* REQUIREMENT *
Tally how many lines hold the string "mitsingen". Your reply should be that number alone.

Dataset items
•••••

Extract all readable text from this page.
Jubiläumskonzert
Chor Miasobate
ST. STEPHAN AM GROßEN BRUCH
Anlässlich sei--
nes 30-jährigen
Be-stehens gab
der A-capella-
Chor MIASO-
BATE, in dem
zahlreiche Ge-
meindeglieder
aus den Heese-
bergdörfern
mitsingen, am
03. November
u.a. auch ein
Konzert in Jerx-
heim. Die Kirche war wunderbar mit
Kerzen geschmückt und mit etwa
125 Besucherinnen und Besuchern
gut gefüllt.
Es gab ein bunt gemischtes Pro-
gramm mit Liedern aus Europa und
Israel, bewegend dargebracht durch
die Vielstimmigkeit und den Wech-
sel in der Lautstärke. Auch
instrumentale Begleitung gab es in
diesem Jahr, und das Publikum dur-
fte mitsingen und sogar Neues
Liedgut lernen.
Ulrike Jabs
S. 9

•••••

* OUTPUT OF THE TASK *
2